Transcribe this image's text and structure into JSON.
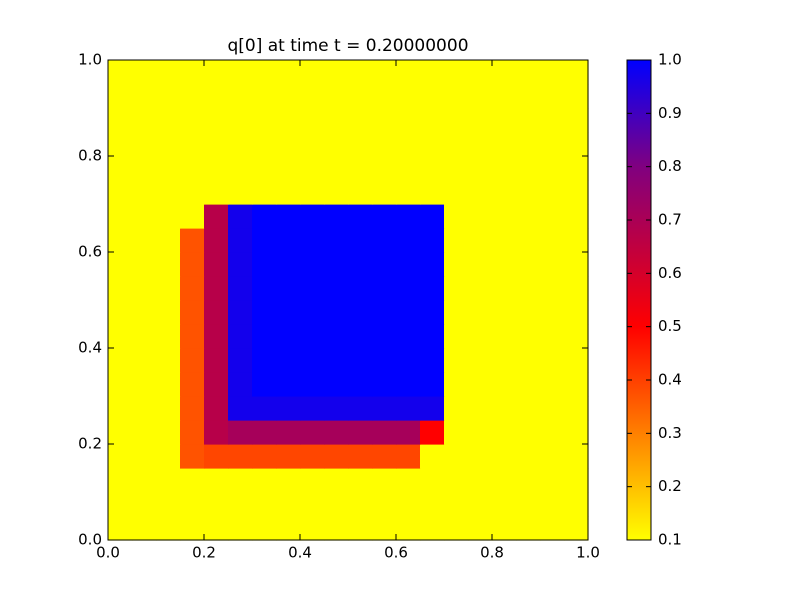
{
  "chart_data": {
    "type": "heatmap",
    "title": "q[0] at time t =     0.20000000",
    "xlim": [
      0,
      1
    ],
    "ylim": [
      0,
      1
    ],
    "xticks": [
      {
        "value": 0,
        "label": "0.0"
      },
      0.2,
      0.4,
      0.6,
      0.8,
      {
        "value": 1,
        "label": "1.0"
      }
    ],
    "yticks": [
      {
        "value": 0,
        "label": "0.0"
      },
      0.2,
      0.4,
      0.6,
      0.8,
      {
        "value": 1,
        "label": "1.0"
      }
    ],
    "colormap": [
      {
        "value": 0.1,
        "color": "#ffff00"
      },
      {
        "value": 0.3,
        "color": "#ff8000"
      },
      {
        "value": 0.5,
        "color": "#ff0000"
      },
      {
        "value": 0.8,
        "color": "#800080"
      },
      {
        "value": 1,
        "color": "#0000ff"
      }
    ],
    "clim": [
      0.1,
      1
    ],
    "cticks": [
      0.1,
      0.2,
      0.3,
      0.4,
      0.5,
      0.6,
      0.7,
      0.8,
      0.9,
      {
        "value": 1,
        "label": "1.0"
      }
    ],
    "z": [
      [
        0.1,
        0.1,
        0.1,
        0.1,
        0.1,
        0.1,
        0.1,
        0.1,
        0.1,
        0.1,
        0.1,
        0.1,
        0.1,
        0.1,
        0.1,
        0.1,
        0.1,
        0.1,
        0.1,
        0.1
      ],
      [
        0.1,
        0.1,
        0.1,
        0.1,
        0.1,
        0.1,
        0.1,
        0.1,
        0.1,
        0.1,
        0.1,
        0.1,
        0.1,
        0.1,
        0.1,
        0.1,
        0.1,
        0.1,
        0.1,
        0.1
      ],
      [
        0.1,
        0.1,
        0.1,
        0.1,
        0.1,
        0.1,
        0.1,
        0.1,
        0.1,
        0.1,
        0.1,
        0.1,
        0.1,
        0.1,
        0.1,
        0.1,
        0.1,
        0.1,
        0.1,
        0.1
      ],
      [
        0.1,
        0.1,
        0.1,
        0.37,
        0.39,
        0.39,
        0.39,
        0.39,
        0.39,
        0.39,
        0.39,
        0.39,
        0.39,
        0.1,
        0.1,
        0.1,
        0.1,
        0.1,
        0.1,
        0.1
      ],
      [
        0.1,
        0.1,
        0.1,
        0.37,
        0.67,
        0.71,
        0.71,
        0.71,
        0.71,
        0.71,
        0.71,
        0.71,
        0.71,
        0.5,
        0.1,
        0.1,
        0.1,
        0.1,
        0.1,
        0.1
      ],
      [
        0.1,
        0.1,
        0.1,
        0.37,
        0.67,
        0.97,
        0.97,
        0.97,
        0.97,
        0.97,
        0.97,
        0.97,
        0.97,
        0.97,
        0.1,
        0.1,
        0.1,
        0.1,
        0.1,
        0.1
      ],
      [
        0.1,
        0.1,
        0.1,
        0.37,
        0.67,
        0.97,
        1,
        1,
        1,
        1,
        1,
        1,
        1,
        1,
        0.1,
        0.1,
        0.1,
        0.1,
        0.1,
        0.1
      ],
      [
        0.1,
        0.1,
        0.1,
        0.37,
        0.67,
        0.97,
        1,
        1,
        1,
        1,
        1,
        1,
        1,
        1,
        0.1,
        0.1,
        0.1,
        0.1,
        0.1,
        0.1
      ],
      [
        0.1,
        0.1,
        0.1,
        0.37,
        0.67,
        0.97,
        1,
        1,
        1,
        1,
        1,
        1,
        1,
        1,
        0.1,
        0.1,
        0.1,
        0.1,
        0.1,
        0.1
      ],
      [
        0.1,
        0.1,
        0.1,
        0.37,
        0.67,
        0.97,
        1,
        1,
        1,
        1,
        1,
        1,
        1,
        1,
        0.1,
        0.1,
        0.1,
        0.1,
        0.1,
        0.1
      ],
      [
        0.1,
        0.1,
        0.1,
        0.37,
        0.67,
        0.97,
        1,
        1,
        1,
        1,
        1,
        1,
        1,
        1,
        0.1,
        0.1,
        0.1,
        0.1,
        0.1,
        0.1
      ],
      [
        0.1,
        0.1,
        0.1,
        0.37,
        0.67,
        0.97,
        1,
        1,
        1,
        1,
        1,
        1,
        1,
        1,
        0.1,
        0.1,
        0.1,
        0.1,
        0.1,
        0.1
      ],
      [
        0.1,
        0.1,
        0.1,
        0.37,
        0.67,
        0.97,
        1,
        1,
        1,
        1,
        1,
        1,
        1,
        1,
        0.1,
        0.1,
        0.1,
        0.1,
        0.1,
        0.1
      ],
      [
        0.1,
        0.1,
        0.1,
        0.1,
        0.67,
        0.97,
        1,
        1,
        1,
        1,
        1,
        1,
        1,
        1,
        0.1,
        0.1,
        0.1,
        0.1,
        0.1,
        0.1
      ],
      [
        0.1,
        0.1,
        0.1,
        0.1,
        0.1,
        0.1,
        0.1,
        0.1,
        0.1,
        0.1,
        0.1,
        0.1,
        0.1,
        0.1,
        0.1,
        0.1,
        0.1,
        0.1,
        0.1,
        0.1
      ],
      [
        0.1,
        0.1,
        0.1,
        0.1,
        0.1,
        0.1,
        0.1,
        0.1,
        0.1,
        0.1,
        0.1,
        0.1,
        0.1,
        0.1,
        0.1,
        0.1,
        0.1,
        0.1,
        0.1,
        0.1
      ],
      [
        0.1,
        0.1,
        0.1,
        0.1,
        0.1,
        0.1,
        0.1,
        0.1,
        0.1,
        0.1,
        0.1,
        0.1,
        0.1,
        0.1,
        0.1,
        0.1,
        0.1,
        0.1,
        0.1,
        0.1
      ],
      [
        0.1,
        0.1,
        0.1,
        0.1,
        0.1,
        0.1,
        0.1,
        0.1,
        0.1,
        0.1,
        0.1,
        0.1,
        0.1,
        0.1,
        0.1,
        0.1,
        0.1,
        0.1,
        0.1,
        0.1
      ],
      [
        0.1,
        0.1,
        0.1,
        0.1,
        0.1,
        0.1,
        0.1,
        0.1,
        0.1,
        0.1,
        0.1,
        0.1,
        0.1,
        0.1,
        0.1,
        0.1,
        0.1,
        0.1,
        0.1,
        0.1
      ],
      [
        0.1,
        0.1,
        0.1,
        0.1,
        0.1,
        0.1,
        0.1,
        0.1,
        0.1,
        0.1,
        0.1,
        0.1,
        0.1,
        0.1,
        0.1,
        0.1,
        0.1,
        0.1,
        0.1,
        0.1
      ]
    ]
  }
}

• • • • •

Restate every record exactly, please; do not copy the pictures.

Transcribe this image's text and structure into JSON.
{
  "chart_data": {
    "type": "heatmap",
    "title": "q[0] at time t =     0.20000000",
    "xlim": [
      0,
      1
    ],
    "ylim": [
      0,
      1
    ],
    "xticks": [
      {
        "value": 0,
        "label": "0.0"
      },
      0.2,
      0.4,
      0.6,
      0.8,
      {
        "value": 1,
        "label": "1.0"
      }
    ],
    "yticks": [
      {
        "value": 0,
        "label": "0.0"
      },
      0.2,
      0.4,
      0.6,
      0.8,
      {
        "value": 1,
        "label": "1.0"
      }
    ],
    "colormap": [
      {
        "value": 0.1,
        "color": "#ffff00"
      },
      {
        "value": 0.3,
        "color": "#ff8000"
      },
      {
        "value": 0.5,
        "color": "#ff0000"
      },
      {
        "value": 0.8,
        "color": "#800080"
      },
      {
        "value": 1,
        "color": "#0000ff"
      }
    ],
    "clim": [
      0.1,
      1
    ],
    "cticks": [
      0.1,
      0.2,
      0.3,
      0.4,
      0.5,
      0.6,
      0.7,
      0.8,
      0.9,
      {
        "value": 1,
        "label": "1.0"
      }
    ],
    "z": [
      [
        0.1,
        0.1,
        0.1,
        0.1,
        0.1,
        0.1,
        0.1,
        0.1,
        0.1,
        0.1,
        0.1,
        0.1,
        0.1,
        0.1,
        0.1,
        0.1,
        0.1,
        0.1,
        0.1,
        0.1
      ],
      [
        0.1,
        0.1,
        0.1,
        0.1,
        0.1,
        0.1,
        0.1,
        0.1,
        0.1,
        0.1,
        0.1,
        0.1,
        0.1,
        0.1,
        0.1,
        0.1,
        0.1,
        0.1,
        0.1,
        0.1
      ],
      [
        0.1,
        0.1,
        0.1,
        0.1,
        0.1,
        0.1,
        0.1,
        0.1,
        0.1,
        0.1,
        0.1,
        0.1,
        0.1,
        0.1,
        0.1,
        0.1,
        0.1,
        0.1,
        0.1,
        0.1
      ],
      [
        0.1,
        0.1,
        0.1,
        0.37,
        0.39,
        0.39,
        0.39,
        0.39,
        0.39,
        0.39,
        0.39,
        0.39,
        0.39,
        0.1,
        0.1,
        0.1,
        0.1,
        0.1,
        0.1,
        0.1
      ],
      [
        0.1,
        0.1,
        0.1,
        0.37,
        0.67,
        0.71,
        0.71,
        0.71,
        0.71,
        0.71,
        0.71,
        0.71,
        0.71,
        0.5,
        0.1,
        0.1,
        0.1,
        0.1,
        0.1,
        0.1
      ],
      [
        0.1,
        0.1,
        0.1,
        0.37,
        0.67,
        0.97,
        0.97,
        0.97,
        0.97,
        0.97,
        0.97,
        0.97,
        0.97,
        0.97,
        0.1,
        0.1,
        0.1,
        0.1,
        0.1,
        0.1
      ],
      [
        0.1,
        0.1,
        0.1,
        0.37,
        0.67,
        0.97,
        1,
        1,
        1,
        1,
        1,
        1,
        1,
        1,
        0.1,
        0.1,
        0.1,
        0.1,
        0.1,
        0.1
      ],
      [
        0.1,
        0.1,
        0.1,
        0.37,
        0.67,
        0.97,
        1,
        1,
        1,
        1,
        1,
        1,
        1,
        1,
        0.1,
        0.1,
        0.1,
        0.1,
        0.1,
        0.1
      ],
      [
        0.1,
        0.1,
        0.1,
        0.37,
        0.67,
        0.97,
        1,
        1,
        1,
        1,
        1,
        1,
        1,
        1,
        0.1,
        0.1,
        0.1,
        0.1,
        0.1,
        0.1
      ],
      [
        0.1,
        0.1,
        0.1,
        0.37,
        0.67,
        0.97,
        1,
        1,
        1,
        1,
        1,
        1,
        1,
        1,
        0.1,
        0.1,
        0.1,
        0.1,
        0.1,
        0.1
      ],
      [
        0.1,
        0.1,
        0.1,
        0.37,
        0.67,
        0.97,
        1,
        1,
        1,
        1,
        1,
        1,
        1,
        1,
        0.1,
        0.1,
        0.1,
        0.1,
        0.1,
        0.1
      ],
      [
        0.1,
        0.1,
        0.1,
        0.37,
        0.67,
        0.97,
        1,
        1,
        1,
        1,
        1,
        1,
        1,
        1,
        0.1,
        0.1,
        0.1,
        0.1,
        0.1,
        0.1
      ],
      [
        0.1,
        0.1,
        0.1,
        0.37,
        0.67,
        0.97,
        1,
        1,
        1,
        1,
        1,
        1,
        1,
        1,
        0.1,
        0.1,
        0.1,
        0.1,
        0.1,
        0.1
      ],
      [
        0.1,
        0.1,
        0.1,
        0.1,
        0.67,
        0.97,
        1,
        1,
        1,
        1,
        1,
        1,
        1,
        1,
        0.1,
        0.1,
        0.1,
        0.1,
        0.1,
        0.1
      ],
      [
        0.1,
        0.1,
        0.1,
        0.1,
        0.1,
        0.1,
        0.1,
        0.1,
        0.1,
        0.1,
        0.1,
        0.1,
        0.1,
        0.1,
        0.1,
        0.1,
        0.1,
        0.1,
        0.1,
        0.1
      ],
      [
        0.1,
        0.1,
        0.1,
        0.1,
        0.1,
        0.1,
        0.1,
        0.1,
        0.1,
        0.1,
        0.1,
        0.1,
        0.1,
        0.1,
        0.1,
        0.1,
        0.1,
        0.1,
        0.1,
        0.1
      ],
      [
        0.1,
        0.1,
        0.1,
        0.1,
        0.1,
        0.1,
        0.1,
        0.1,
        0.1,
        0.1,
        0.1,
        0.1,
        0.1,
        0.1,
        0.1,
        0.1,
        0.1,
        0.1,
        0.1,
        0.1
      ],
      [
        0.1,
        0.1,
        0.1,
        0.1,
        0.1,
        0.1,
        0.1,
        0.1,
        0.1,
        0.1,
        0.1,
        0.1,
        0.1,
        0.1,
        0.1,
        0.1,
        0.1,
        0.1,
        0.1,
        0.1
      ],
      [
        0.1,
        0.1,
        0.1,
        0.1,
        0.1,
        0.1,
        0.1,
        0.1,
        0.1,
        0.1,
        0.1,
        0.1,
        0.1,
        0.1,
        0.1,
        0.1,
        0.1,
        0.1,
        0.1,
        0.1
      ],
      [
        0.1,
        0.1,
        0.1,
        0.1,
        0.1,
        0.1,
        0.1,
        0.1,
        0.1,
        0.1,
        0.1,
        0.1,
        0.1,
        0.1,
        0.1,
        0.1,
        0.1,
        0.1,
        0.1,
        0.1
      ]
    ]
  }
}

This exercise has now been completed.